╭─ MATERIAL FOR THIS EXERCISE

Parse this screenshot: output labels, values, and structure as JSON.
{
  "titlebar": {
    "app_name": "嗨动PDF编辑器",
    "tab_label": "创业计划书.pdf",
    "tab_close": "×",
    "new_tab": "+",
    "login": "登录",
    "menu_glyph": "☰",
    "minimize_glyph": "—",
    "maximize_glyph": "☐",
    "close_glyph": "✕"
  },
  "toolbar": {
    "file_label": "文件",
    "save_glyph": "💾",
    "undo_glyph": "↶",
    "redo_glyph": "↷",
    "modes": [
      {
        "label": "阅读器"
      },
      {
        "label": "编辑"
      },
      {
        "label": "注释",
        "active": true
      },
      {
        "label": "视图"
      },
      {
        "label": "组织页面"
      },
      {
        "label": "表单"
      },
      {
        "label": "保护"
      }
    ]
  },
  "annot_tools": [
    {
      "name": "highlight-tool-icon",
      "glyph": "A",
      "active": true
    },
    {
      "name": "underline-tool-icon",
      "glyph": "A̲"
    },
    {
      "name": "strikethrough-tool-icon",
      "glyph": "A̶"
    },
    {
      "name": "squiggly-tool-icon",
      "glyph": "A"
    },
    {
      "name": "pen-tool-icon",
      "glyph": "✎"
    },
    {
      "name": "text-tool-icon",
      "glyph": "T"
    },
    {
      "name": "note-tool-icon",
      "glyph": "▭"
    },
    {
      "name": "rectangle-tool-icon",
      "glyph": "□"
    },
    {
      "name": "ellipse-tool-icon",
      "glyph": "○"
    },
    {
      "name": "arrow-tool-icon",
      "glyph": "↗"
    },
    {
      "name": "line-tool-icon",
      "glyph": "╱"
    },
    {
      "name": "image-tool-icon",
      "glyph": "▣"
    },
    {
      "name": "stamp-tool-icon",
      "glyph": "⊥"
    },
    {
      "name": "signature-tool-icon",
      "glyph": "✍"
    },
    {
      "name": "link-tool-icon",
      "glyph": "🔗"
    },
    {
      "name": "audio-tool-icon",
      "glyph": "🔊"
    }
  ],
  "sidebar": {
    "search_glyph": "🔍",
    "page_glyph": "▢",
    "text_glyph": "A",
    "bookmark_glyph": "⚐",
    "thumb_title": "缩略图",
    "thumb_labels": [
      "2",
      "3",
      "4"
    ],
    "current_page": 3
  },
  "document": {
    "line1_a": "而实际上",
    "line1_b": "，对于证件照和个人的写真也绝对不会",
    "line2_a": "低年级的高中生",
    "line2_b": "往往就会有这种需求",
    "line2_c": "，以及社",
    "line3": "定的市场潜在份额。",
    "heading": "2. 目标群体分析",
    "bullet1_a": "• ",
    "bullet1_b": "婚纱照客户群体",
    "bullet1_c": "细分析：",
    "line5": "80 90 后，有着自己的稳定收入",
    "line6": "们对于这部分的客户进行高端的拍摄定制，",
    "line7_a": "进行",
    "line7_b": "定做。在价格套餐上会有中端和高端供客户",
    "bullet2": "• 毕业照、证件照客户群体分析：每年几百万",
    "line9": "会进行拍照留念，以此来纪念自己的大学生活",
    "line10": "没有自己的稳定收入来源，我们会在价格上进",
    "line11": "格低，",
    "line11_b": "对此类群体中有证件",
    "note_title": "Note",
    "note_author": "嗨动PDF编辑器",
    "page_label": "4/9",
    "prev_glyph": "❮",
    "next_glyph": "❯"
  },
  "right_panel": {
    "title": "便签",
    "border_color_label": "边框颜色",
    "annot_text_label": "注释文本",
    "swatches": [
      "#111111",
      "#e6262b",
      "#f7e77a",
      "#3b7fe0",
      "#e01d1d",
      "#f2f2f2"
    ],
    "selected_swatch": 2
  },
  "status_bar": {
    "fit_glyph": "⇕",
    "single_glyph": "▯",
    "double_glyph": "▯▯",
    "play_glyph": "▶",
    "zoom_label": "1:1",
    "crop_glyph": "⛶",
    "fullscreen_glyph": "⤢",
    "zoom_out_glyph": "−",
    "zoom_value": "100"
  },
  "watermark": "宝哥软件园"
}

╰─

> [TASK DESCRIPTION] Reproduce the listing in full. Keep it exactly as written.

> [WRITTEN SOLUTION]
Parse this screenshot: output labels, values, and structure as JSON.
{
  "titlebar": {
    "app_name": "嗨动PDF编辑器",
    "tab_label": "创业计划书.pdf",
    "tab_close": "×",
    "new_tab": "+",
    "login": "登录",
    "menu_glyph": "☰",
    "minimize_glyph": "—",
    "maximize_glyph": "☐",
    "close_glyph": "✕"
  },
  "toolbar": {
    "file_label": "文件",
    "save_glyph": "💾",
    "undo_glyph": "↶",
    "redo_glyph": "↷",
    "modes": [
      {
        "label": "阅读器"
      },
      {
        "label": "编辑"
      },
      {
        "label": "注释",
        "active": true
      },
      {
        "label": "视图"
      },
      {
        "label": "组织页面"
      },
      {
        "label": "表单"
      },
      {
        "label": "保护"
      }
    ]
  },
  "annot_tools": [
    {
      "name": "highlight-tool-icon",
      "glyph": "A",
      "active": true
    },
    {
      "name": "underline-tool-icon",
      "glyph": "A̲"
    },
    {
      "name": "strikethrough-tool-icon",
      "glyph": "A̶"
    },
    {
      "name": "squiggly-tool-icon",
      "glyph": "A"
    },
    {
      "name": "pen-tool-icon",
      "glyph": "✎"
    },
    {
      "name": "text-tool-icon",
      "glyph": "T"
    },
    {
      "name": "note-tool-icon",
      "glyph": "▭"
    },
    {
      "name": "rectangle-tool-icon",
      "glyph": "□"
    },
    {
      "name": "ellipse-tool-icon",
      "glyph": "○"
    },
    {
      "name": "arrow-tool-icon",
      "glyph": "↗"
    },
    {
      "name": "line-tool-icon",
      "glyph": "╱"
    },
    {
      "name": "image-tool-icon",
      "glyph": "▣"
    },
    {
      "name": "stamp-tool-icon",
      "glyph": "⊥"
    },
    {
      "name": "signature-tool-icon",
      "glyph": "✍"
    },
    {
      "name": "link-tool-icon",
      "glyph": "🔗"
    },
    {
      "name": "audio-tool-icon",
      "glyph": "🔊"
    }
  ],
  "sidebar": {
    "search_glyph": "🔍",
    "page_glyph": "▢",
    "text_glyph": "A",
    "bookmark_glyph": "⚐",
    "thumb_title": "缩略图",
    "thumb_labels": [
      "2",
      "3",
      "4"
    ],
    "current_page": 3
  },
  "document": {
    "line1_a": "而实际上",
    "line1_b": "，对于证件照和个人的写真也绝对不会",
    "line2_a": "低年级的高中生",
    "line2_b": "往往就会有这种需求",
    "line2_c": "，以及社",
    "line3": "定的市场潜在份额。",
    "heading": "2. 目标群体分析",
    "bullet1_a": "• ",
    "bullet1_b": "婚纱照客户群体",
    "bullet1_c": "细分析：",
    "line5": "80 90 后，有着自己的稳定收入",
    "line6": "们对于这部分的客户进行高端的拍摄定制，",
    "line7_a": "进行",
    "line7_b": "定做。在价格套餐上会有中端和高端供客户",
    "bullet2": "• 毕业照、证件照客户群体分析：每年几百万",
    "line9": "会进行拍照留念，以此来纪念自己的大学生活",
    "line10": "没有自己的稳定收入来源，我们会在价格上进",
    "line11": "格低，",
    "line11_b": "对此类群体中有证件",
    "note_title": "Note",
    "note_author": "嗨动PDF编辑器",
    "page_label": "4/9",
    "prev_glyph": "❮",
    "next_glyph": "❯"
  },
  "right_panel": {
    "title": "便签",
    "border_color_label": "边框颜色",
    "annot_text_label": "注释文本",
    "swatches": [
      "#111111",
      "#e6262b",
      "#f7e77a",
      "#3b7fe0",
      "#e01d1d",
      "#f2f2f2"
    ],
    "selected_swatch": 2
  },
  "status_bar": {
    "fit_glyph": "⇕",
    "single_glyph": "▯",
    "double_glyph": "▯▯",
    "play_glyph": "▶",
    "zoom_label": "1:1",
    "crop_glyph": "⛶",
    "fullscreen_glyph": "⤢",
    "zoom_out_glyph": "−",
    "zoom_value": "100"
  },
  "watermark": "宝哥软件园"
}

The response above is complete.